## Job
Exactly reproduce each entry, leaving out nothing.
----------------------------------------
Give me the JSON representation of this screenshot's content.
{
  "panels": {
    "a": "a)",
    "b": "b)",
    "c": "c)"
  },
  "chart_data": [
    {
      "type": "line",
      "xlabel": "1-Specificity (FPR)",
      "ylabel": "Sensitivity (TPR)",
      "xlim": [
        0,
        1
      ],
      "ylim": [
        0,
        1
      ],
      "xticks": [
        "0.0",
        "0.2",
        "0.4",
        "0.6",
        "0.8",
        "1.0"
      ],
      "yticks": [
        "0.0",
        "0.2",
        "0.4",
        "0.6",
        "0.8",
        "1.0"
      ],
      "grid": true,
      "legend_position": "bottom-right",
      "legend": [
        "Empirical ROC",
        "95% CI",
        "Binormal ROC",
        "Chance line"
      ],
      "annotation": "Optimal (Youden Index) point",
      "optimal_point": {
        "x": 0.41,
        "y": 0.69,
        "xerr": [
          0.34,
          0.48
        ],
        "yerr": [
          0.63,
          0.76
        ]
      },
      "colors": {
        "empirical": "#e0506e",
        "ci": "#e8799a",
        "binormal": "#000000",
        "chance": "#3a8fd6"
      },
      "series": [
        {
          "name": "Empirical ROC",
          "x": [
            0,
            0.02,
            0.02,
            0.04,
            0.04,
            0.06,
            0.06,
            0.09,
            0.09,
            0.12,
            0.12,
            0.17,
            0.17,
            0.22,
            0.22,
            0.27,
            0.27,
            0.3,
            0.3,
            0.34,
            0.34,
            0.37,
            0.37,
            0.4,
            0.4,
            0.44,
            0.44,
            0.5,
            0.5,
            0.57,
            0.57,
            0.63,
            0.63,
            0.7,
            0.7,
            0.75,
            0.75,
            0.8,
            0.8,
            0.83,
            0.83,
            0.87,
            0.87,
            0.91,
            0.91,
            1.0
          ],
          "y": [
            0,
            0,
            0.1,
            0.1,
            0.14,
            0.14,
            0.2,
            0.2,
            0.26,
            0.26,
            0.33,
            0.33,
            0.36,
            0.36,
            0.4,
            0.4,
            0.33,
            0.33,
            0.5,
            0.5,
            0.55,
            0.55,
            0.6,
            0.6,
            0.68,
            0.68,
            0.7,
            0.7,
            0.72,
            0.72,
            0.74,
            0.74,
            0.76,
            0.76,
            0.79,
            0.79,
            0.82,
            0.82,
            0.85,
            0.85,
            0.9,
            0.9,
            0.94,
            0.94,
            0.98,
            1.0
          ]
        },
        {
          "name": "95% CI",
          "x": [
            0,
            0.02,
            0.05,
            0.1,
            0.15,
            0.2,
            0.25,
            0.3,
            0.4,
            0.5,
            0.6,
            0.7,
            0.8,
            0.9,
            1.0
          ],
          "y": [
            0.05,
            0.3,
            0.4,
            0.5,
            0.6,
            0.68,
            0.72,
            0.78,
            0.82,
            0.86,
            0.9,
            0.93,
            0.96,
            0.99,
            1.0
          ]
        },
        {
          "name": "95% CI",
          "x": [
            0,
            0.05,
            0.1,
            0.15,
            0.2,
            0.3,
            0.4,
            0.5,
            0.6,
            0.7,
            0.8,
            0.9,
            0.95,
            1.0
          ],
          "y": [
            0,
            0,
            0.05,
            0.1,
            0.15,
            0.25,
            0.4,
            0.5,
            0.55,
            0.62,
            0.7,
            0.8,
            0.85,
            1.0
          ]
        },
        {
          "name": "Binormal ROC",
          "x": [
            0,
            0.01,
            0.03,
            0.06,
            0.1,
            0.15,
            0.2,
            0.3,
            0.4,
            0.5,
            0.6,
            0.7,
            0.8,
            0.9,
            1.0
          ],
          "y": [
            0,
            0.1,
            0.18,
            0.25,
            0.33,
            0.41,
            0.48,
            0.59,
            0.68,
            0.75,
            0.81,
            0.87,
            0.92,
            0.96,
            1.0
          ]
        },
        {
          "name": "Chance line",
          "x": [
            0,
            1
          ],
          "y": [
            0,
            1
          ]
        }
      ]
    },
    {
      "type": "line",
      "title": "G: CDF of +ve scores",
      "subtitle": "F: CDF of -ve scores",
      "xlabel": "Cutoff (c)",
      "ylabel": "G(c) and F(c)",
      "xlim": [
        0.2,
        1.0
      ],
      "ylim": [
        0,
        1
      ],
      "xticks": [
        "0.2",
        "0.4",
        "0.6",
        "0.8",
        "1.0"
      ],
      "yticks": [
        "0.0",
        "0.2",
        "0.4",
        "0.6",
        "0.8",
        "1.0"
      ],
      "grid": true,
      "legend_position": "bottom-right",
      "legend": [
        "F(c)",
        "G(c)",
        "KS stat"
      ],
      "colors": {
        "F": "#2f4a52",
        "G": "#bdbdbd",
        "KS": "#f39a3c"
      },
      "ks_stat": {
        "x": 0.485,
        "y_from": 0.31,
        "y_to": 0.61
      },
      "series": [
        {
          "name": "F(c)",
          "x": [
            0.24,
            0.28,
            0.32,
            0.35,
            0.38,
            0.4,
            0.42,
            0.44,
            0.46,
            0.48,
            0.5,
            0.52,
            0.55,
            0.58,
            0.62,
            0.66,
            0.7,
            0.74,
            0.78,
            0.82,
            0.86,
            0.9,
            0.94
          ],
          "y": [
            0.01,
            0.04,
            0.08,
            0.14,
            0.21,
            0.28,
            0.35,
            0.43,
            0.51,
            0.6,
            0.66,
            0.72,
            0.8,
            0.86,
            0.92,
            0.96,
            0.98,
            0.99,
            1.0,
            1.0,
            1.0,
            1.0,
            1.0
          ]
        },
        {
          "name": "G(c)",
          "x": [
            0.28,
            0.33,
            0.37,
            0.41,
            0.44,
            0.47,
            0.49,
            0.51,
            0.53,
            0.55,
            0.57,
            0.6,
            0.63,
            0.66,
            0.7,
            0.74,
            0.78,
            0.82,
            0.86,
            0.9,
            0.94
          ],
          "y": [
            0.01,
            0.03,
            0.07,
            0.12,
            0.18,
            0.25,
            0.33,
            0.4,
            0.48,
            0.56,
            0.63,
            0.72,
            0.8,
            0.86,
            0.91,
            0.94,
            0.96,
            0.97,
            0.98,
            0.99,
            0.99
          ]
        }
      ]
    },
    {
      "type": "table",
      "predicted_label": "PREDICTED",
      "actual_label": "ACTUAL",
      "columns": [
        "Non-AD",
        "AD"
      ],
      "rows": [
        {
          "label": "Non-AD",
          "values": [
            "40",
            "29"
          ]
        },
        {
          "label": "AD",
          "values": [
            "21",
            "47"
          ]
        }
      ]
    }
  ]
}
----------------------------------------
## Full answer
Give me the JSON representation of this screenshot's content.
{
  "panels": {
    "a": "a)",
    "b": "b)",
    "c": "c)"
  },
  "chart_data": [
    {
      "type": "line",
      "xlabel": "1-Specificity (FPR)",
      "ylabel": "Sensitivity (TPR)",
      "xlim": [
        0,
        1
      ],
      "ylim": [
        0,
        1
      ],
      "xticks": [
        "0.0",
        "0.2",
        "0.4",
        "0.6",
        "0.8",
        "1.0"
      ],
      "yticks": [
        "0.0",
        "0.2",
        "0.4",
        "0.6",
        "0.8",
        "1.0"
      ],
      "grid": true,
      "legend_position": "bottom-right",
      "legend": [
        "Empirical ROC",
        "95% CI",
        "Binormal ROC",
        "Chance line"
      ],
      "annotation": "Optimal (Youden Index) point",
      "optimal_point": {
        "x": 0.41,
        "y": 0.69,
        "xerr": [
          0.34,
          0.48
        ],
        "yerr": [
          0.63,
          0.76
        ]
      },
      "colors": {
        "empirical": "#e0506e",
        "ci": "#e8799a",
        "binormal": "#000000",
        "chance": "#3a8fd6"
      },
      "series": [
        {
          "name": "Empirical ROC",
          "x": [
            0,
            0.02,
            0.02,
            0.04,
            0.04,
            0.06,
            0.06,
            0.09,
            0.09,
            0.12,
            0.12,
            0.17,
            0.17,
            0.22,
            0.22,
            0.27,
            0.27,
            0.3,
            0.3,
            0.34,
            0.34,
            0.37,
            0.37,
            0.4,
            0.4,
            0.44,
            0.44,
            0.5,
            0.5,
            0.57,
            0.57,
            0.63,
            0.63,
            0.7,
            0.7,
            0.75,
            0.75,
            0.8,
            0.8,
            0.83,
            0.83,
            0.87,
            0.87,
            0.91,
            0.91,
            1.0
          ],
          "y": [
            0,
            0,
            0.1,
            0.1,
            0.14,
            0.14,
            0.2,
            0.2,
            0.26,
            0.26,
            0.33,
            0.33,
            0.36,
            0.36,
            0.4,
            0.4,
            0.33,
            0.33,
            0.5,
            0.5,
            0.55,
            0.55,
            0.6,
            0.6,
            0.68,
            0.68,
            0.7,
            0.7,
            0.72,
            0.72,
            0.74,
            0.74,
            0.76,
            0.76,
            0.79,
            0.79,
            0.82,
            0.82,
            0.85,
            0.85,
            0.9,
            0.9,
            0.94,
            0.94,
            0.98,
            1.0
          ]
        },
        {
          "name": "95% CI",
          "x": [
            0,
            0.02,
            0.05,
            0.1,
            0.15,
            0.2,
            0.25,
            0.3,
            0.4,
            0.5,
            0.6,
            0.7,
            0.8,
            0.9,
            1.0
          ],
          "y": [
            0.05,
            0.3,
            0.4,
            0.5,
            0.6,
            0.68,
            0.72,
            0.78,
            0.82,
            0.86,
            0.9,
            0.93,
            0.96,
            0.99,
            1.0
          ]
        },
        {
          "name": "95% CI",
          "x": [
            0,
            0.05,
            0.1,
            0.15,
            0.2,
            0.3,
            0.4,
            0.5,
            0.6,
            0.7,
            0.8,
            0.9,
            0.95,
            1.0
          ],
          "y": [
            0,
            0,
            0.05,
            0.1,
            0.15,
            0.25,
            0.4,
            0.5,
            0.55,
            0.62,
            0.7,
            0.8,
            0.85,
            1.0
          ]
        },
        {
          "name": "Binormal ROC",
          "x": [
            0,
            0.01,
            0.03,
            0.06,
            0.1,
            0.15,
            0.2,
            0.3,
            0.4,
            0.5,
            0.6,
            0.7,
            0.8,
            0.9,
            1.0
          ],
          "y": [
            0,
            0.1,
            0.18,
            0.25,
            0.33,
            0.41,
            0.48,
            0.59,
            0.68,
            0.75,
            0.81,
            0.87,
            0.92,
            0.96,
            1.0
          ]
        },
        {
          "name": "Chance line",
          "x": [
            0,
            1
          ],
          "y": [
            0,
            1
          ]
        }
      ]
    },
    {
      "type": "line",
      "title": "G: CDF of +ve scores",
      "subtitle": "F: CDF of -ve scores",
      "xlabel": "Cutoff (c)",
      "ylabel": "G(c) and F(c)",
      "xlim": [
        0.2,
        1.0
      ],
      "ylim": [
        0,
        1
      ],
      "xticks": [
        "0.2",
        "0.4",
        "0.6",
        "0.8",
        "1.0"
      ],
      "yticks": [
        "0.0",
        "0.2",
        "0.4",
        "0.6",
        "0.8",
        "1.0"
      ],
      "grid": true,
      "legend_position": "bottom-right",
      "legend": [
        "F(c)",
        "G(c)",
        "KS stat"
      ],
      "colors": {
        "F": "#2f4a52",
        "G": "#bdbdbd",
        "KS": "#f39a3c"
      },
      "ks_stat": {
        "x": 0.485,
        "y_from": 0.31,
        "y_to": 0.61
      },
      "series": [
        {
          "name": "F(c)",
          "x": [
            0.24,
            0.28,
            0.32,
            0.35,
            0.38,
            0.4,
            0.42,
            0.44,
            0.46,
            0.48,
            0.5,
            0.52,
            0.55,
            0.58,
            0.62,
            0.66,
            0.7,
            0.74,
            0.78,
            0.82,
            0.86,
            0.9,
            0.94
          ],
          "y": [
            0.01,
            0.04,
            0.08,
            0.14,
            0.21,
            0.28,
            0.35,
            0.43,
            0.51,
            0.6,
            0.66,
            0.72,
            0.8,
            0.86,
            0.92,
            0.96,
            0.98,
            0.99,
            1.0,
            1.0,
            1.0,
            1.0,
            1.0
          ]
        },
        {
          "name": "G(c)",
          "x": [
            0.28,
            0.33,
            0.37,
            0.41,
            0.44,
            0.47,
            0.49,
            0.51,
            0.53,
            0.55,
            0.57,
            0.6,
            0.63,
            0.66,
            0.7,
            0.74,
            0.78,
            0.82,
            0.86,
            0.9,
            0.94
          ],
          "y": [
            0.01,
            0.03,
            0.07,
            0.12,
            0.18,
            0.25,
            0.33,
            0.4,
            0.48,
            0.56,
            0.63,
            0.72,
            0.8,
            0.86,
            0.91,
            0.94,
            0.96,
            0.97,
            0.98,
            0.99,
            0.99
          ]
        }
      ]
    },
    {
      "type": "table",
      "predicted_label": "PREDICTED",
      "actual_label": "ACTUAL",
      "columns": [
        "Non-AD",
        "AD"
      ],
      "rows": [
        {
          "label": "Non-AD",
          "values": [
            "40",
            "29"
          ]
        },
        {
          "label": "AD",
          "values": [
            "21",
            "47"
          ]
        }
      ]
    }
  ]
}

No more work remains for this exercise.